Restate the records that follow word for word; no pictures should appear.

(Dataset listings of figures)
<<<<

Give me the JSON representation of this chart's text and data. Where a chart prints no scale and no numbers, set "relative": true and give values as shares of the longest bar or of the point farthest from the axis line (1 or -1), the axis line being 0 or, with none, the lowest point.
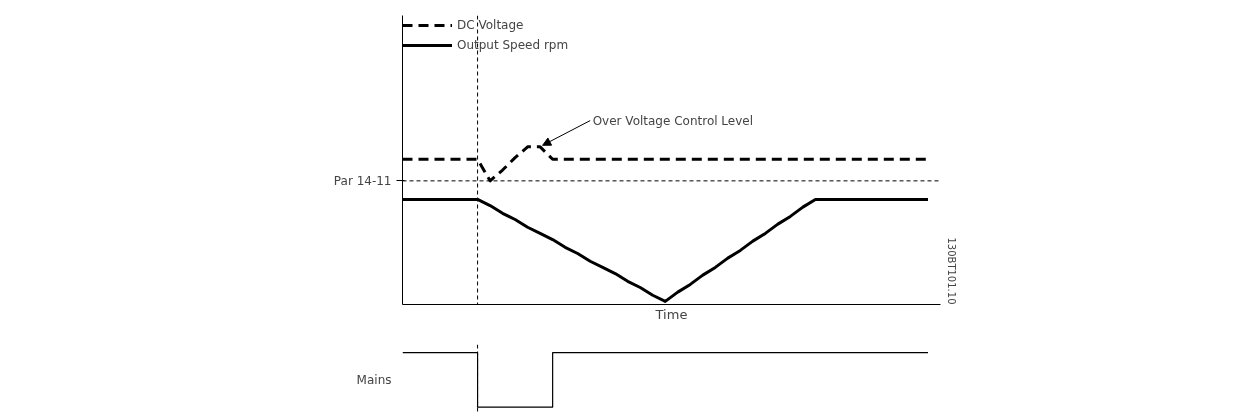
{
  "chart_data": [
    {
      "type": "line",
      "relative": true,
      "xlabel": "Time",
      "legend": "top left",
      "marker": "none",
      "categories": [
        null,
        null,
        null,
        null,
        null,
        null,
        null,
        null,
        null,
        null,
        null,
        null,
        null,
        null,
        null,
        null,
        null,
        null,
        null,
        null,
        null,
        null,
        null,
        null,
        null,
        null,
        null,
        null,
        null,
        null,
        null,
        null,
        null,
        null,
        null,
        null,
        null,
        null,
        null,
        null,
        null,
        null,
        null
      ],
      "series": [
        {
          "name": "DC Voltage",
          "color": "#000000",
          "line_style": "dashed",
          "values": [
            0.92,
            0.92,
            0.92,
            0.92,
            0.92,
            0.92,
            0.92,
            0.78,
            0.85,
            0.93,
            1,
            1,
            0.92,
            0.92,
            0.92,
            0.92,
            0.92,
            0.92,
            0.92,
            0.92,
            0.92,
            0.92,
            0.92,
            0.92,
            0.92,
            0.92,
            0.92,
            0.92,
            0.92,
            0.92,
            0.92,
            0.92,
            0.92,
            0.92,
            0.92,
            0.92,
            0.92,
            0.92,
            0.92,
            0.92,
            0.92,
            0.92,
            0.92
          ]
        },
        {
          "name": "Output Speed rpm",
          "color": "#000000",
          "line_style": "solid",
          "values": [
            0.66,
            0.66,
            0.66,
            0.66,
            0.66,
            0.66,
            0.66,
            0.62,
            0.57,
            0.53,
            0.48,
            0.44,
            0.4,
            0.35,
            0.31,
            0.26,
            0.22,
            0.18,
            0.13,
            0.09,
            0.04,
            0,
            0.06,
            0.11,
            0.17,
            0.22,
            0.28,
            0.33,
            0.39,
            0.44,
            0.5,
            0.55,
            0.61,
            0.66,
            0.66,
            0.66,
            0.66,
            0.66,
            0.66,
            0.66,
            0.66,
            0.66,
            0.66
          ]
        }
      ],
      "ref_lines": [
        {
          "axis": "y",
          "value": 0.78,
          "label": "Par 14-11"
        }
      ],
      "annotations": [
        "Over Voltage Control Level",
        "130BT101.10"
      ]
    },
    {
      "type": "step",
      "relative": true,
      "legend": false,
      "categories": [
        null,
        null,
        null,
        null,
        null,
        null,
        null,
        null,
        null,
        null,
        null,
        null,
        null,
        null,
        null,
        null,
        null,
        null,
        null,
        null,
        null,
        null,
        null,
        null,
        null,
        null,
        null,
        null,
        null,
        null,
        null,
        null,
        null,
        null,
        null,
        null,
        null,
        null,
        null,
        null,
        null,
        null,
        null
      ],
      "series": [
        {
          "name": "Mains",
          "color": "#000000",
          "values": [
            1,
            1,
            1,
            1,
            1,
            1,
            0,
            0,
            0,
            0,
            0,
            0,
            1,
            1,
            1,
            1,
            1,
            1,
            1,
            1,
            1,
            1,
            1,
            1,
            1,
            1,
            1,
            1,
            1,
            1,
            1,
            1,
            1,
            1,
            1,
            1,
            1,
            1,
            1,
            1,
            1,
            1,
            1
          ]
        }
      ]
    }
  ]
}
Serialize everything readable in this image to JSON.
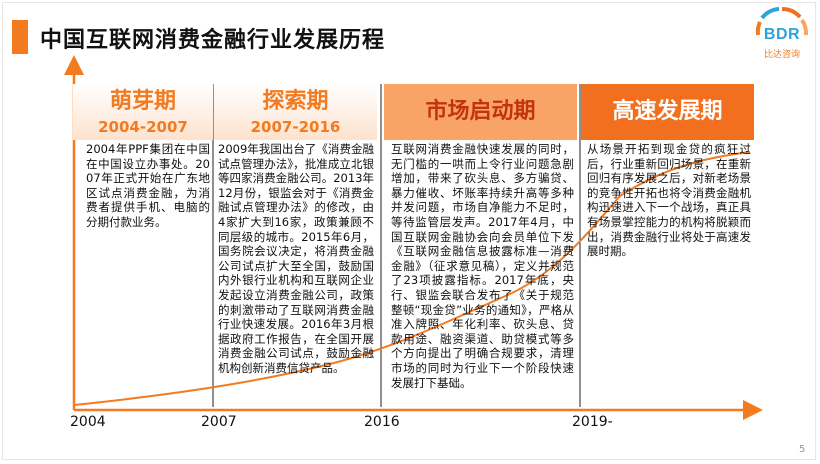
{
  "header": {
    "title": "中国互联网消费金融行业发展历程"
  },
  "logo": {
    "text": "BDR",
    "subtext": "比达咨询"
  },
  "phases": [
    {
      "name": "萌芽期",
      "years": "2004-2007",
      "text": "2004年PPF集团在中国在中国设立办事处。2007年正式开始在广东地区试点消费金融，为消费者提供手机、电脑的分期付款业务。"
    },
    {
      "name": "探索期",
      "years": "2007-2016",
      "text": "2009年我国出台了《消费金融试点管理办法》，批准成立北银等四家消费金融公司。2013年12月份，银监会对于《消费金融试点管理办法》的修改，由4家扩大到16家，政策兼顾不同层级的城市。2015年6月，国务院会议决定，将消费金融公司试点扩大至全国，鼓励国内外银行业机构和互联网企业发起设立消费金融公司，政策的刺激带动了互联网消费金融行业快速发展。2016年3月根据政府工作报告，在全国开展消费金融公司试点，鼓励金融机构创新消费信贷产品。"
    },
    {
      "name": "市场启动期",
      "years": "",
      "text": "互联网消费金融快速发展的同时，无门槛的一哄而上令行业问题急剧增加，带来了砍头息、多方骗贷、暴力催收、坏账率持续升高等多种并发问题，市场自净能力不足时，等待监管层发声。2017年4月，中国互联网金融协会向会员单位下发《互联网金融信息披露标准—消费金融》（征求意见稿），定义并规范了23项披露指标。2017年底，央行、银监会联合发布了《关于规范整顿“现金贷”业务的通知》，严格从准入牌照、年化利率、砍头息、贷款用途、融资渠道、助贷模式等多个方向提出了明确合规要求，清理市场的同时为行业下一个阶段快速发展打下基础。"
    },
    {
      "name": "高速发展期",
      "years": "",
      "text": "从场景开拓到现金贷的疯狂过后，行业重新回归场景，在重新回归有序发展之后，对新老场景的竞争性开拓也将令消费金融机构迅速进入下一个战场，真正具有场景掌控能力的机构将脱颖而出，消费金融行业将处于高速发展时期。"
    }
  ],
  "timeline": {
    "years": [
      "2004",
      "2007",
      "2016",
      "2019-"
    ]
  },
  "page": {
    "number": "5"
  },
  "colors": {
    "accent": "#f47a20",
    "dark_orange": "#f26f1f",
    "mid_orange": "#f9a467",
    "light_orange": "#fde2cd",
    "logo_blue": "#2fa3dc"
  }
}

>>>>

Task answer:
Give me the JSON representation of this chart's text and data. Where a chart prints no scale and no numbers, set "relative": true and give values as shares of the longest bar or of the point farthest from the axis line (1 or -1), the axis line being 0 or, with none, the lowest point.
{
  "chart_data": [
    {
      "type": "line",
      "relative": true,
      "xlabel": "Time",
      "legend": "top left",
      "marker": "none",
      "categories": [
        null,
        null,
        null,
        null,
        null,
        null,
        null,
        null,
        null,
        null,
        null,
        null,
        null,
        null,
        null,
        null,
        null,
        null,
        null,
        null,
        null,
        null,
        null,
        null,
        null,
        null,
        null,
        null,
        null,
        null,
        null,
        null,
        null,
        null,
        null,
        null,
        null,
        null,
        null,
        null,
        null,
        null,
        null
      ],
      "series": [
        {
          "name": "DC Voltage",
          "color": "#000000",
          "line_style": "dashed",
          "values": [
            0.92,
            0.92,
            0.92,
            0.92,
            0.92,
            0.92,
            0.92,
            0.78,
            0.85,
            0.93,
            1,
            1,
            0.92,
            0.92,
            0.92,
            0.92,
            0.92,
            0.92,
            0.92,
            0.92,
            0.92,
            0.92,
            0.92,
            0.92,
            0.92,
            0.92,
            0.92,
            0.92,
            0.92,
            0.92,
            0.92,
            0.92,
            0.92,
            0.92,
            0.92,
            0.92,
            0.92,
            0.92,
            0.92,
            0.92,
            0.92,
            0.92,
            0.92
          ]
        },
        {
          "name": "Output Speed rpm",
          "color": "#000000",
          "line_style": "solid",
          "values": [
            0.66,
            0.66,
            0.66,
            0.66,
            0.66,
            0.66,
            0.66,
            0.62,
            0.57,
            0.53,
            0.48,
            0.44,
            0.4,
            0.35,
            0.31,
            0.26,
            0.22,
            0.18,
            0.13,
            0.09,
            0.04,
            0,
            0.06,
            0.11,
            0.17,
            0.22,
            0.28,
            0.33,
            0.39,
            0.44,
            0.5,
            0.55,
            0.61,
            0.66,
            0.66,
            0.66,
            0.66,
            0.66,
            0.66,
            0.66,
            0.66,
            0.66,
            0.66
          ]
        }
      ],
      "ref_lines": [
        {
          "axis": "y",
          "value": 0.78,
          "label": "Par 14-11"
        }
      ],
      "annotations": [
        "Over Voltage Control Level",
        "130BT101.10"
      ]
    },
    {
      "type": "step",
      "relative": true,
      "legend": false,
      "categories": [
        null,
        null,
        null,
        null,
        null,
        null,
        null,
        null,
        null,
        null,
        null,
        null,
        null,
        null,
        null,
        null,
        null,
        null,
        null,
        null,
        null,
        null,
        null,
        null,
        null,
        null,
        null,
        null,
        null,
        null,
        null,
        null,
        null,
        null,
        null,
        null,
        null,
        null,
        null,
        null,
        null,
        null,
        null
      ],
      "series": [
        {
          "name": "Mains",
          "color": "#000000",
          "values": [
            1,
            1,
            1,
            1,
            1,
            1,
            0,
            0,
            0,
            0,
            0,
            0,
            1,
            1,
            1,
            1,
            1,
            1,
            1,
            1,
            1,
            1,
            1,
            1,
            1,
            1,
            1,
            1,
            1,
            1,
            1,
            1,
            1,
            1,
            1,
            1,
            1,
            1,
            1,
            1,
            1,
            1,
            1
          ]
        }
      ]
    }
  ]
}
Serialize everything readable in this image to JSON.
{
  "header": {
    "title": "中国互联网消费金融行业发展历程"
  },
  "logo": {
    "text": "BDR",
    "subtext": "比达咨询"
  },
  "phases": [
    {
      "name": "萌芽期",
      "years": "2004-2007",
      "text": "2004年PPF集团在中国在中国设立办事处。2007年正式开始在广东地区试点消费金融，为消费者提供手机、电脑的分期付款业务。"
    },
    {
      "name": "探索期",
      "years": "2007-2016",
      "text": "2009年我国出台了《消费金融试点管理办法》，批准成立北银等四家消费金融公司。2013年12月份，银监会对于《消费金融试点管理办法》的修改，由4家扩大到16家，政策兼顾不同层级的城市。2015年6月，国务院会议决定，将消费金融公司试点扩大至全国，鼓励国内外银行业机构和互联网企业发起设立消费金融公司，政策的刺激带动了互联网消费金融行业快速发展。2016年3月根据政府工作报告，在全国开展消费金融公司试点，鼓励金融机构创新消费信贷产品。"
    },
    {
      "name": "市场启动期",
      "years": "",
      "text": "互联网消费金融快速发展的同时，无门槛的一哄而上令行业问题急剧增加，带来了砍头息、多方骗贷、暴力催收、坏账率持续升高等多种并发问题，市场自净能力不足时，等待监管层发声。2017年4月，中国互联网金融协会向会员单位下发《互联网金融信息披露标准—消费金融》（征求意见稿），定义并规范了23项披露指标。2017年底，央行、银监会联合发布了《关于规范整顿“现金贷”业务的通知》，严格从准入牌照、年化利率、砍头息、贷款用途、融资渠道、助贷模式等多个方向提出了明确合规要求，清理市场的同时为行业下一个阶段快速发展打下基础。"
    },
    {
      "name": "高速发展期",
      "years": "",
      "text": "从场景开拓到现金贷的疯狂过后，行业重新回归场景，在重新回归有序发展之后，对新老场景的竞争性开拓也将令消费金融机构迅速进入下一个战场，真正具有场景掌控能力的机构将脱颖而出，消费金融行业将处于高速发展时期。"
    }
  ],
  "timeline": {
    "years": [
      "2004",
      "2007",
      "2016",
      "2019-"
    ]
  },
  "page": {
    "number": "5"
  },
  "colors": {
    "accent": "#f47a20",
    "dark_orange": "#f26f1f",
    "mid_orange": "#f9a467",
    "light_orange": "#fde2cd",
    "logo_blue": "#2fa3dc"
  }
}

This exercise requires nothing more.